Count every line that holds the string "this", and report the number alone.

* start ENTRIES PROVIDED *

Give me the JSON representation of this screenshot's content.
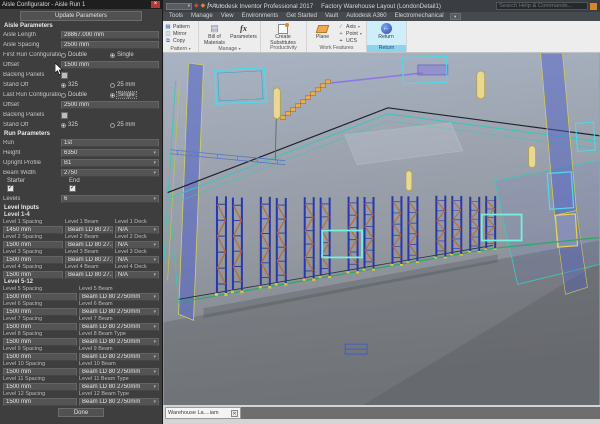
{
  "window": {
    "title_app": "Autodesk Inventor Professional 2017",
    "title_doc": "Factory Warehouse Layout (LondonDetail1)",
    "search_placeholder": "Search Help & Commands..."
  },
  "ribbon": {
    "tabs": [
      "Tools",
      "Manage",
      "View",
      "Environments",
      "Get Started",
      "Vault",
      "Autodesk A360",
      "Electromechanical"
    ],
    "pattern_group": {
      "label": "Pattern",
      "pattern": "Pattern",
      "mirror": "Mirror",
      "copy": "Copy"
    },
    "manage_group": {
      "label": "Manage",
      "bom": "Bill of Materials",
      "parameters": "Parameters"
    },
    "productivity_group": {
      "label": "Productivity",
      "create_substitutes": "Create Substitutes"
    },
    "work_group": {
      "label": "Work Features",
      "plane": "Plane",
      "axis": "Axis",
      "point": "Point",
      "ucs": "UCS"
    },
    "return_group": {
      "label": "Return",
      "return_btn": "Return"
    }
  },
  "dialog": {
    "title": "Aisle Configurator - Aisle Run 1",
    "update_button": "Update Parameters",
    "aisle": {
      "header": "Aisle Parameters",
      "aisle_length_label": "Aisle Length",
      "aisle_length": "28867.000 mm",
      "aisle_spacing_label": "Aisle Spacing",
      "aisle_spacing": "2500 mm",
      "first_run_label": "First Run Configuration",
      "double_label": "Double",
      "single_label": "Single",
      "offset1_label": "Offset",
      "offset1": "1500 mm",
      "backing_label": "Backing Panels",
      "standoff_label": "Stand Off",
      "standoff_opt1": "325",
      "standoff_opt2": "25 mm",
      "last_run_label": "Last Run Configuration",
      "offset2_label": "Offset",
      "offset2": "2500 mm"
    },
    "run": {
      "header": "Run Parameters",
      "run_label": "Run",
      "run": "1st",
      "height_label": "Height",
      "height": "6350",
      "upright_label": "Upright Profile",
      "upright": "B1",
      "beam_width_label": "Beam Width",
      "beam_width": "2750",
      "starter_label": "Starter",
      "end_label": "End",
      "levels_label": "Levels",
      "levels": "6"
    },
    "level_inputs": {
      "header": "Level Inputs",
      "group_a": "Level 1-4",
      "group_b": "Level 5-12",
      "levels_a": [
        {
          "spacing_label": "Level 1 Spacing",
          "spacing": "1450 mm",
          "beam_label": "Level 1 Beam",
          "beam": "Beam LD 80 27...",
          "deck_label": "Level 1 Deck",
          "deck": "N/A"
        },
        {
          "spacing_label": "Level 2 Spacing",
          "spacing": "1500 mm",
          "beam_label": "Level 2 Beam",
          "beam": "Beam LD 80 27...",
          "deck_label": "Level 2 Deck",
          "deck": "N/A"
        },
        {
          "spacing_label": "Level 3 Spacing",
          "spacing": "1500 mm",
          "beam_label": "Level 3 Beam",
          "beam": "Beam LD 80 27...",
          "deck_label": "Level 3 Deck",
          "deck": "N/A"
        },
        {
          "spacing_label": "Level 4 Spacing",
          "spacing": "1500 mm",
          "beam_label": "Level 4 Beam",
          "beam": "Beam LD 80 27...",
          "deck_label": "Level 4 Deck",
          "deck": "N/A"
        }
      ],
      "levels_b": [
        {
          "spacing_label": "Level 5 Spacing",
          "spacing": "1500 mm",
          "beam_label": "Level 5 Beam",
          "beam": "Beam LD 80 2750mm"
        },
        {
          "spacing_label": "Level 6 Spacing",
          "spacing": "1500 mm",
          "beam_label": "Level 6 Beam",
          "beam": "Beam LD 80 2750mm"
        },
        {
          "spacing_label": "Level 7 Spacing",
          "spacing": "1500 mm",
          "beam_label": "Level 7 Beam",
          "beam": "Beam LD 80 2750mm"
        },
        {
          "spacing_label": "Level 8 Spacing",
          "spacing": "1500 mm",
          "beam_label": "Level 8 Beam Type",
          "beam": "Beam LD 80 2750mm"
        },
        {
          "spacing_label": "Level 9 Spacing",
          "spacing": "1500 mm",
          "beam_label": "Level 9 Beam",
          "beam": "Beam LD 80 2750mm"
        },
        {
          "spacing_label": "Level 10 Spacing",
          "spacing": "1500 mm",
          "beam_label": "Level 10 Beam",
          "beam": "Beam LD 80 2750mm"
        },
        {
          "spacing_label": "Level 11 Spacing",
          "spacing": "1500 mm",
          "beam_label": "Level 11 Beam Type",
          "beam": "Beam LD 80 2750mm"
        },
        {
          "spacing_label": "Level 12 Spacing",
          "spacing": "1500 mm",
          "beam_label": "Level 12 Beam Type",
          "beam": "Beam LD 80 2750mm"
        }
      ]
    },
    "done_button": "Done"
  },
  "bottom": {
    "doc_tab": "Warehouse La....iam"
  },
  "colors": {
    "selection": "#74f2dc",
    "panel_blue": "#5560c8",
    "edge_cyan": "#4fd8ea",
    "edge_teal": "#3ec8b4",
    "rack_blue": "#2838a8",
    "bracing_orange": "#c06828",
    "ribbon_highlight": "#cfeefb"
  }
}
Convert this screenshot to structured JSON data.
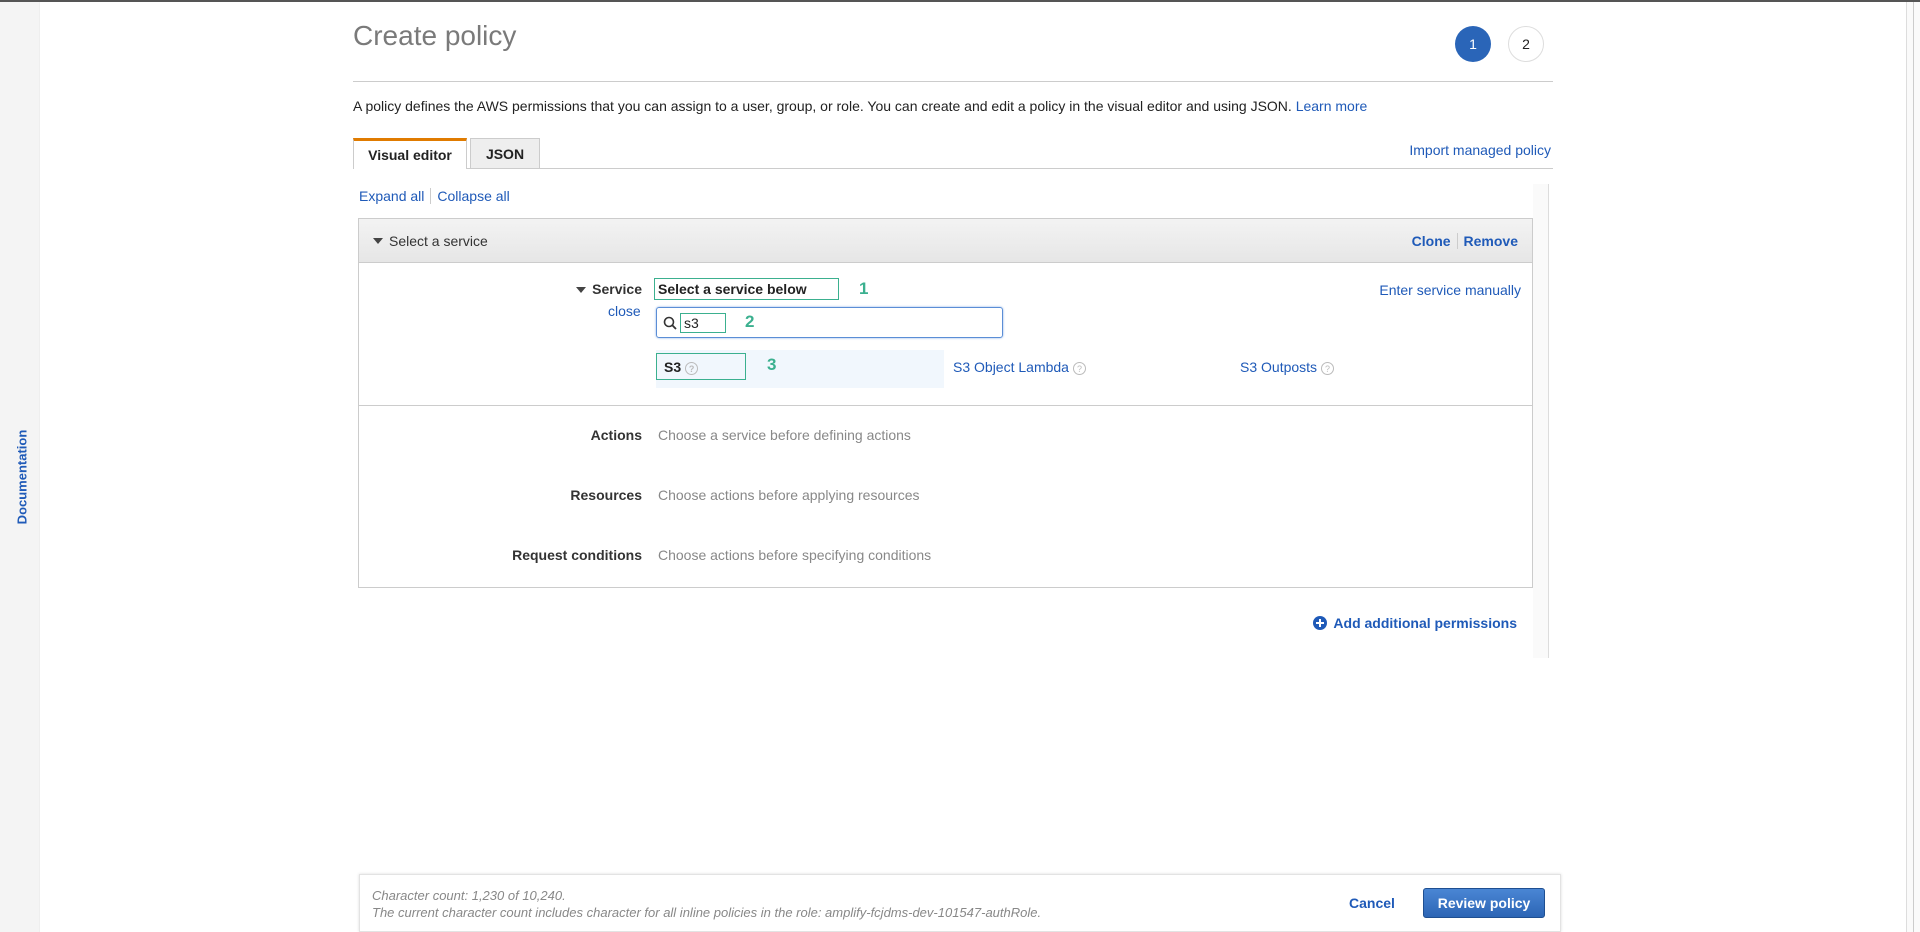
{
  "sidebar": {
    "documentation": "Documentation"
  },
  "header": {
    "title": "Create policy",
    "steps": [
      "1",
      "2"
    ],
    "active_step": 1
  },
  "description": {
    "text": "A policy defines the AWS permissions that you can assign to a user, group, or role. You can create and edit a policy in the visual editor and using JSON.",
    "learn_more": "Learn more"
  },
  "tabs": [
    {
      "label": "Visual editor",
      "active": true
    },
    {
      "label": "JSON",
      "active": false
    }
  ],
  "import_label": "Import managed policy",
  "expand_all": "Expand all",
  "collapse_all": "Collapse all",
  "panel": {
    "title": "Select a service",
    "clone": "Clone",
    "remove": "Remove",
    "service": {
      "label": "Service",
      "close": "close",
      "selected": "Select a service below",
      "enter_manually": "Enter service manually",
      "search_value": "s3",
      "results": [
        {
          "label": "S3",
          "help": "?"
        },
        {
          "label": "S3 Object Lambda",
          "help": "?"
        },
        {
          "label": "S3 Outposts",
          "help": "?"
        }
      ]
    },
    "annotations": [
      "1",
      "2",
      "3"
    ],
    "rows": [
      {
        "label": "Actions",
        "value": "Choose a service before defining actions"
      },
      {
        "label": "Resources",
        "value": "Choose actions before applying resources"
      },
      {
        "label": "Request conditions",
        "value": "Choose actions before specifying conditions"
      }
    ]
  },
  "add_permissions": "Add additional permissions",
  "footer": {
    "char_count": "Character count: 1,230 of 10,240.",
    "note": "The current character count includes character for all inline policies in the role: amplify-fcjdms-dev-101547-authRole.",
    "cancel": "Cancel",
    "review": "Review policy"
  },
  "colors": {
    "accent": "#1f5ab8",
    "tab_active": "#e07b00",
    "annotation": "#3bb08f",
    "primary_button": "#2c65b5"
  }
}
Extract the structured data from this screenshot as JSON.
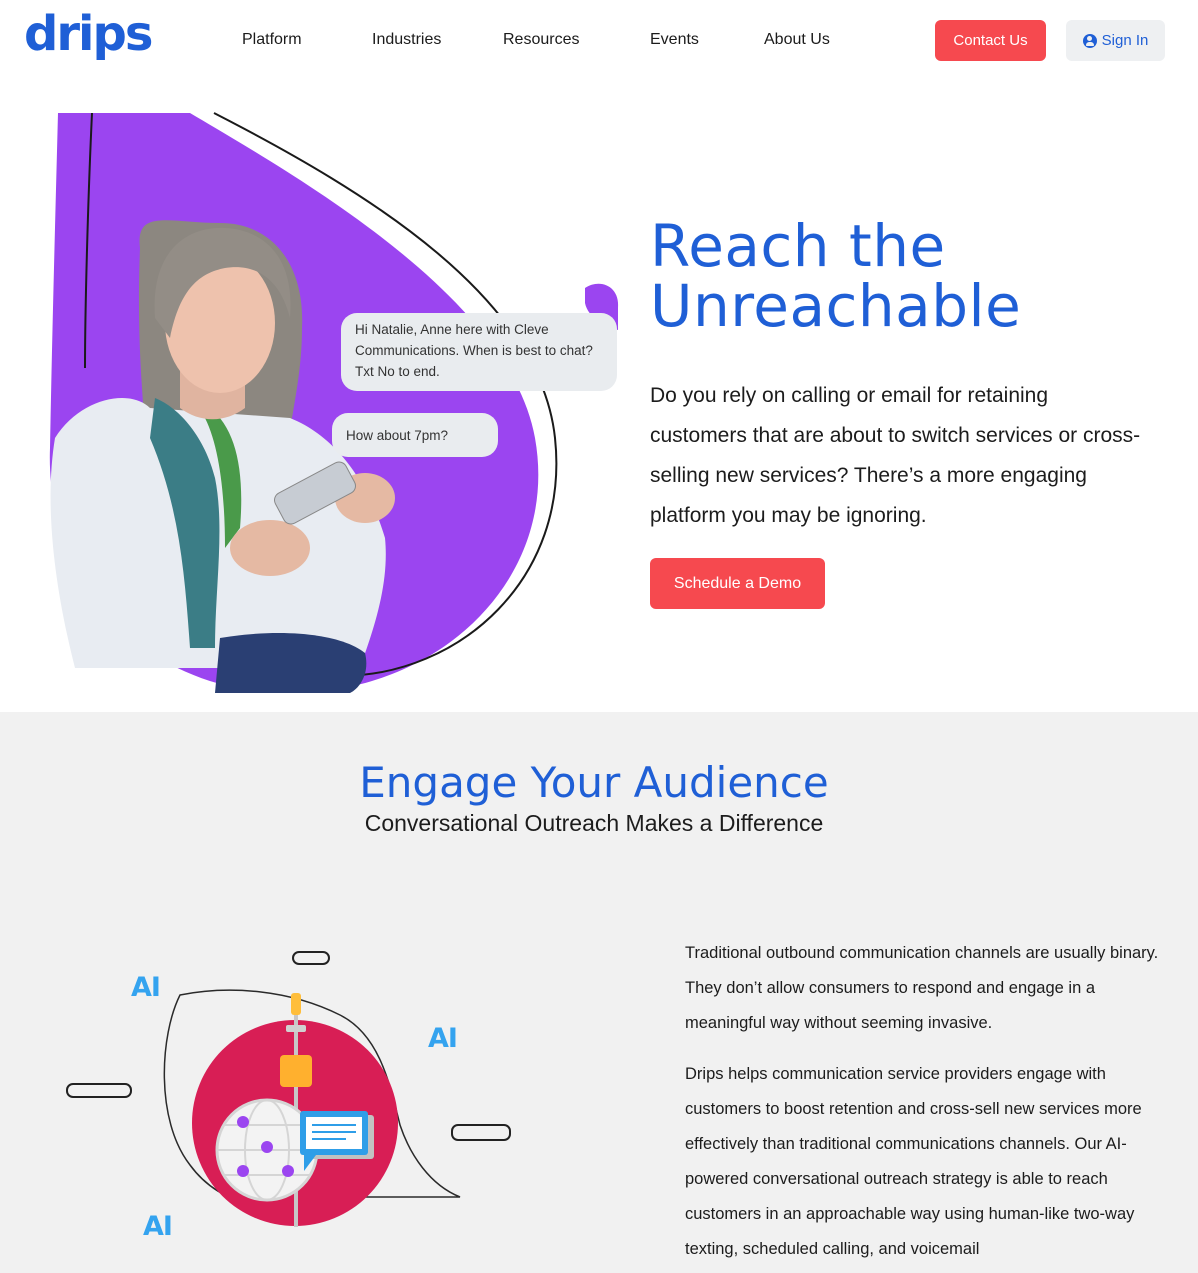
{
  "brand": {
    "logo_text": "drips",
    "primary_color": "#1f5fd6",
    "accent_color": "#f6494f",
    "purple": "#9b45f0"
  },
  "nav": {
    "items": [
      "Platform",
      "Industries",
      "Resources",
      "Events",
      "About Us"
    ],
    "contact_label": "Contact Us",
    "signin_label": "Sign In",
    "signin_icon": "user-circle-icon"
  },
  "hero": {
    "title_line1": "Reach the",
    "title_line2": "Unreachable",
    "copy": "Do you rely on calling or email for retaining customers that are about to switch services or cross-selling new services? There’s a more engaging platform you may be ignoring.",
    "cta_label": "Schedule a Demo",
    "chat": {
      "message_1": "Hi Natalie, Anne here with Cleve Communications. When is best to chat? Txt No to end.",
      "message_2": "How about 7pm?"
    }
  },
  "section2": {
    "title": "Engage Your Audience",
    "subtitle": "Conversational Outreach Makes a Difference",
    "paragraph_1": "Traditional outbound communication channels are usually binary. They don’t allow consumers to respond and engage in a meaningful way without seeming invasive.",
    "paragraph_2": "Drips helps communication service providers engage with customers to boost retention and cross-sell new services more effectively than traditional communications channels. Our AI-powered conversational outreach strategy is able to reach customers in an approachable way using human-like two-way texting, scheduled calling, and voicemail",
    "illustration_labels": [
      "AI",
      "AI",
      "AI"
    ]
  }
}
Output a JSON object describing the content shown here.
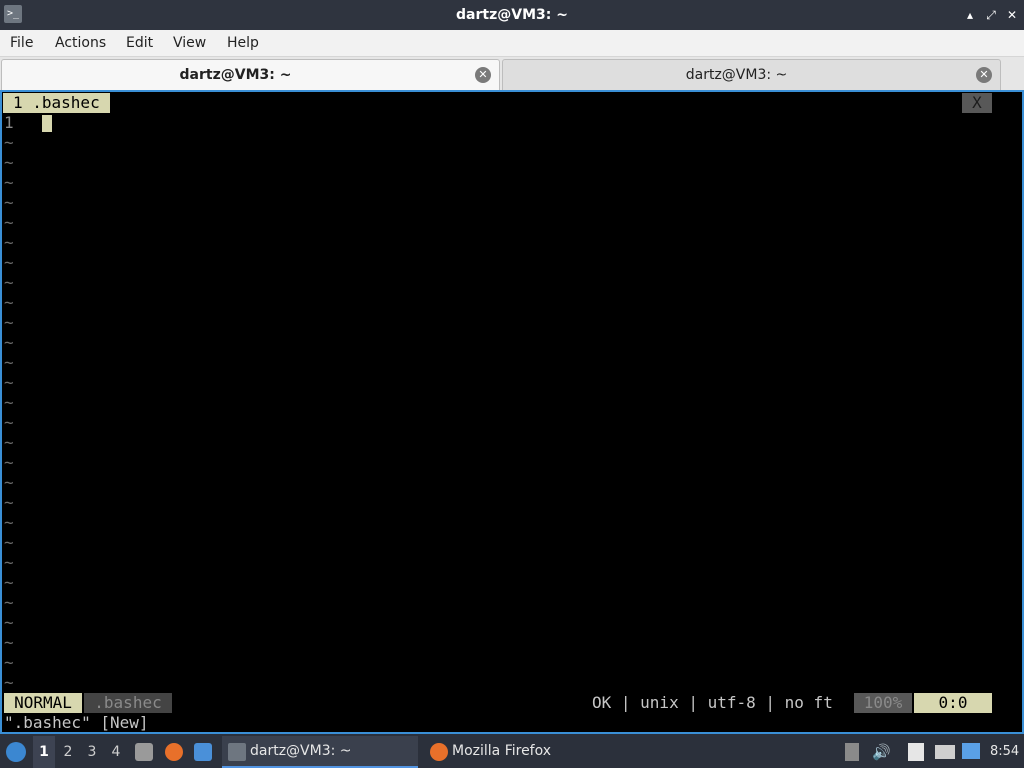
{
  "window": {
    "title": "dartz@VM3: ~",
    "icon": "terminal-icon",
    "controls": {
      "minimize": "▴",
      "maximize": "⤢",
      "close": "✕"
    }
  },
  "menu": {
    "file": "File",
    "actions": "Actions",
    "edit": "Edit",
    "view": "View",
    "help": "Help"
  },
  "tabs": [
    {
      "label": "dartz@VM3: ~",
      "active": true
    },
    {
      "label": "dartz@VM3: ~",
      "active": false
    }
  ],
  "vim": {
    "tabline": {
      "active_tab": "1 .bashec",
      "close": "X"
    },
    "first_line_number": "1",
    "tilde": "~",
    "status": {
      "mode": "NORMAL",
      "filename": ".bashec",
      "info": "OK | unix | utf-8 | no ft",
      "percent": "100%",
      "position": "0:0"
    },
    "cmdline": "\".bashec\" [New]"
  },
  "taskbar": {
    "workspaces": [
      "1",
      "2",
      "3",
      "4"
    ],
    "terminal_task": "dartz@VM3: ~",
    "firefox_task": "Mozilla Firefox",
    "clock": "8:54"
  },
  "colors": {
    "terminal_bg": "#000000",
    "vim_accent": "#d7d7af",
    "focus_border": "#3a8fd6",
    "panel_bg": "#2b303b"
  }
}
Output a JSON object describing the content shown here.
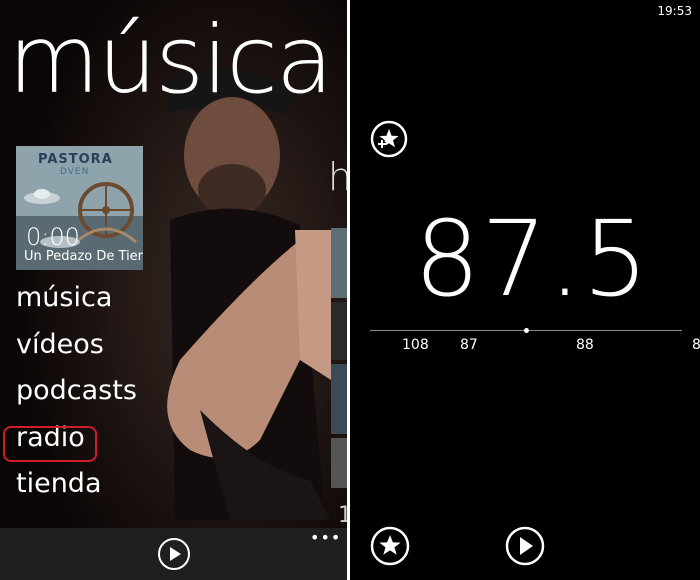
{
  "left_pane": {
    "hub_title": "música",
    "next_panel_peek": "h",
    "now_playing": {
      "album_artist": "PASTORA",
      "album_subtitle": "DVEN",
      "elapsed": "0:00",
      "song_title": "Un Pedazo De Tier"
    },
    "menu": [
      {
        "label": "música",
        "selected": false
      },
      {
        "label": "vídeos",
        "selected": false
      },
      {
        "label": "podcasts",
        "selected": false
      },
      {
        "label": "radio",
        "selected": true
      },
      {
        "label": "tienda",
        "selected": false
      }
    ],
    "bottom_peek_char": "1",
    "more_label": "•••",
    "highlight_color": "#d21b2b"
  },
  "right_pane": {
    "clock": "19:53",
    "frequency": "87.5",
    "dial_labels": [
      "108",
      "87",
      "88",
      "8"
    ],
    "icons": {
      "top": "add-favorite-icon",
      "bottom_left": "star-icon",
      "bottom_center": "play-icon"
    }
  }
}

* end ENTRIES PROVIDED *

RESULT BELOW
3